Primarily, however, it was not what Hitler or the NSDAP believed that attracted voters, but their technique.  Hitler practically invented mass politics.  He reached over the heads of politicians, factions, and organized interests to the atomized masses.  He made the isolated, the alienated, and the discontented (very close to a majority) into a movement through the propaganda of the word and scene, the deed, and the movement itself. 

The propaganda of the word and scene was consciously borrowed from Wagnerian opera.  His cronies (Goebbels et al) produced carefully orchestrated mass rallies of immense psychological impact as a stage for Hitler’s compelling conviction and emotion.  “A big enough lie told often enough will be believed,” Hitler wrote – over and over again.  Truth was subjective.  The lie became a fact through the will to power. 

The propaganda of the deed could be traced to socialists and futurists – especially Mussolini – but was perfected by the National Socialists.  They were doing something (however irrelevant) while the elected government was doing nothing.  Like Mussolini, Hitler began by organizing veterans and other young men into a paramilitary party army, the SA and later the even more fanatical SS.  They derived a lot of free publicity and secret admiration by confronting the communists in riots that the police were unable to control.  The left freely employed mob violence which the brown shirts met with paramilitary effectiveness.  As the snowball gained momentum, the Propaganda of the Movement took effect.  By joining, wearing an arm band or a uniform, or just saluting, one gained a sense of being part of something big, something heroic, something going somewhere [Hitler, Heughins 1969].

So when it came down, in the course of the democratic process of a multiparty state, to a choice between Communism and Fascism (did I tell you that the only possible parliamentary coalitions were socialist/communist or conservative/Nazi?  Or else martial law?) In the last four years the parties of parliamentary democracy (in the center) were squeezed out by the anti-parliamentary parties of the left and the right.   The Conservatives, an aristocratic and monarchist party, hated Hitler as a lowborn upstart, rabble rouser, and revolutionary – but anything was better than a Bolshevik revolution!  President Hindenburg chose Hitler as his Chancellor, hoping that the Conservatives could control him.  The rest is history [Bullock].

It took less than two years to transform Germany into a totalitarian state under the principle of gleichschaltung – sounding together, coordination.  The unemployed were enrolled in Labor Service Battalions to perform public works.  Leisure time was organized in the Strength Through Joy Movement.  It provided entertainment for the common man, sports, opera, holidays in the Alps, cheap homes, and Volkswagens.  There were organizations for everything.  That was the point.  There were to be no autonomous organizations or activities in which the state did not participate and supervise.  Scouting?  Join Hitler Youth.  Stamp collecting?  You belonged to the National Socialist stamp collecting club.  Everything else was disbanded or placed under state supervision.  One by one political parties were abolished.  Trade unions were co-opted.

#### [GIVEN TASK 1]
Answer these questions about the passage on Hitler's rise to power above:
(a) From what kind of opera was the propaganda of the word and scene borrowed?
(b) Who chose Hitler as Chancellor?
(c) Which movement organized leisure time?
#### [GIVEN TASK 2]
Please convert the part of the entries that runs from their first line through the line containing "grid-cell[interactable] bbox=[62, 321, 98, 357]" into a numbered list, with both ends included and blank lines left out.

#### [EXCERPTED RECORDS]
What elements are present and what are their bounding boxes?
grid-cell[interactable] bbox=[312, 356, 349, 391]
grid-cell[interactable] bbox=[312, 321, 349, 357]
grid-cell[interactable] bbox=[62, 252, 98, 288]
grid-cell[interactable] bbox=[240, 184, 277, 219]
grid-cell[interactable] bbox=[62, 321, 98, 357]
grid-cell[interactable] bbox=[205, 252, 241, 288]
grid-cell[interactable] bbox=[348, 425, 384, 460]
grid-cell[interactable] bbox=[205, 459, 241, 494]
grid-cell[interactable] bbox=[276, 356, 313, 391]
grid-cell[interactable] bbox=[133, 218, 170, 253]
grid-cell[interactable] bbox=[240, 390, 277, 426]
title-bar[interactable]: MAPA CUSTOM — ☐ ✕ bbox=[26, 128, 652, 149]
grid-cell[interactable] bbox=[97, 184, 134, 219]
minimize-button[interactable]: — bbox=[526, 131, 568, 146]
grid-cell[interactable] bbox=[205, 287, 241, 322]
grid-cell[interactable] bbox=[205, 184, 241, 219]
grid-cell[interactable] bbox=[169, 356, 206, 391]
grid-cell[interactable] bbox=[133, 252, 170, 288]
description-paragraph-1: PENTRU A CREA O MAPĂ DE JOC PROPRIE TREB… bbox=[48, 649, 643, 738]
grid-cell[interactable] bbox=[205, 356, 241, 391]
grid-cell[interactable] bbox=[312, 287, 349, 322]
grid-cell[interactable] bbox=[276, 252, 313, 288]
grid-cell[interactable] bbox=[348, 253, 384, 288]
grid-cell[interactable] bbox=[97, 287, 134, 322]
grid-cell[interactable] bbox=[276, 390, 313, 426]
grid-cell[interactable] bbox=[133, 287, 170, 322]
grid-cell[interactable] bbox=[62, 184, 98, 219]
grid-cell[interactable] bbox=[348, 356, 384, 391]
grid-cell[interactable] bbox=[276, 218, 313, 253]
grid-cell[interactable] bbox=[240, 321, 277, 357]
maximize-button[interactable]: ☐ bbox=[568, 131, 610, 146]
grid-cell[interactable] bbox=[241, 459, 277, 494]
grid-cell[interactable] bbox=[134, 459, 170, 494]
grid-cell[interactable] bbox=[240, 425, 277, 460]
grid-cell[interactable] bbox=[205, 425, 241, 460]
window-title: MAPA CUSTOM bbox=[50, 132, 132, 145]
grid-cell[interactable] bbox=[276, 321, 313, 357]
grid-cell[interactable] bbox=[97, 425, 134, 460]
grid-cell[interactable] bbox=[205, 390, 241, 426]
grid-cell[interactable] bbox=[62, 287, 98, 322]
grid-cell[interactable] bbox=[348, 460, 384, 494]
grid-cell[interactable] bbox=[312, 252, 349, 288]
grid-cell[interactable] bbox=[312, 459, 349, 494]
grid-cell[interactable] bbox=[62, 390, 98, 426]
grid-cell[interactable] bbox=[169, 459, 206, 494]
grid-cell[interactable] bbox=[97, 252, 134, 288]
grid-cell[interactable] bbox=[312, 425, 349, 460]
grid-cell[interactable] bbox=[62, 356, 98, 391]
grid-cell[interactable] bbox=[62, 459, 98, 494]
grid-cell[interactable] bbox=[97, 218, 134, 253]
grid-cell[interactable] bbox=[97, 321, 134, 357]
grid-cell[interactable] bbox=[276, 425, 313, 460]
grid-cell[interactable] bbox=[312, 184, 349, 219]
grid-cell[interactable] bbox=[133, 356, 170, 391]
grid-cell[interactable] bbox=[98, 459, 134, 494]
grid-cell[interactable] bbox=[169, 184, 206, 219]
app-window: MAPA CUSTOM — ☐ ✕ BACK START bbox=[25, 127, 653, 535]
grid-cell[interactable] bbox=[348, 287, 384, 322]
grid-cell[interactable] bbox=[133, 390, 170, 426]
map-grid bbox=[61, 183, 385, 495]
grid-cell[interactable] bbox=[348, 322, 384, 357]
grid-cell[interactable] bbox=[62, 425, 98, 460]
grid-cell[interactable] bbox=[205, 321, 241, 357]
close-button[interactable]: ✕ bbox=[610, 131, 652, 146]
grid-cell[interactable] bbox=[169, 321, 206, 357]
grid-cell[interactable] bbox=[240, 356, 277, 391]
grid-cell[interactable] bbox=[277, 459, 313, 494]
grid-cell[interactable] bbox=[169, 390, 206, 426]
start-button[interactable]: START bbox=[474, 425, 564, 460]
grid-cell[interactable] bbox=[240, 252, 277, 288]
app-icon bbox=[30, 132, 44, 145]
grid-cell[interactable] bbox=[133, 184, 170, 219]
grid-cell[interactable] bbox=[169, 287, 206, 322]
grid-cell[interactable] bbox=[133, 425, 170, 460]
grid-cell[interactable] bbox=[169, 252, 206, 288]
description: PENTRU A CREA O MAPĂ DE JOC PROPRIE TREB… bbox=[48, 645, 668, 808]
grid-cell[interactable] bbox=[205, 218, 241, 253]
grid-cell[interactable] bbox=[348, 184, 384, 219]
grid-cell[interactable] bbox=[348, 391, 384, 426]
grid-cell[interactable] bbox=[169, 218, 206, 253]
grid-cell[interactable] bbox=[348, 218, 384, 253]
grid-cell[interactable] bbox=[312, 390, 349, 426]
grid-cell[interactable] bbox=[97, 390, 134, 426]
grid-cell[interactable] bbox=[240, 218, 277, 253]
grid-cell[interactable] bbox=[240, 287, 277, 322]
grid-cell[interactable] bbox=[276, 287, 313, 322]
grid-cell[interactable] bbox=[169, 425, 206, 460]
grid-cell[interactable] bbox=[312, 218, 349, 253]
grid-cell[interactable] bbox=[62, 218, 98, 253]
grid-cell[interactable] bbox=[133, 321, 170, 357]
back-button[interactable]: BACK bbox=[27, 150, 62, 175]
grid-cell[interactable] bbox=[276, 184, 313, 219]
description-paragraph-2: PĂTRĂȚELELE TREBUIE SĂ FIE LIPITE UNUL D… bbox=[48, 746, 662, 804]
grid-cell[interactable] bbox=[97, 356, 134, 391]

#### [PROBLEM SOLUTION 1]
(a) Wagnerian opera
(b) President Hindenburg
(c) The Strength Through Joy Movement

#### [PROBLEM SOLUTION 2]
1. What elements are present and what are their bounding boxes?
2. grid-cell[interactable] bbox=[312, 356, 349, 391]
3. grid-cell[interactable] bbox=[312, 321, 349, 357]
4. grid-cell[interactable] bbox=[62, 252, 98, 288]
5. grid-cell[interactable] bbox=[240, 184, 277, 219]
6. grid-cell[interactable] bbox=[62, 321, 98, 357]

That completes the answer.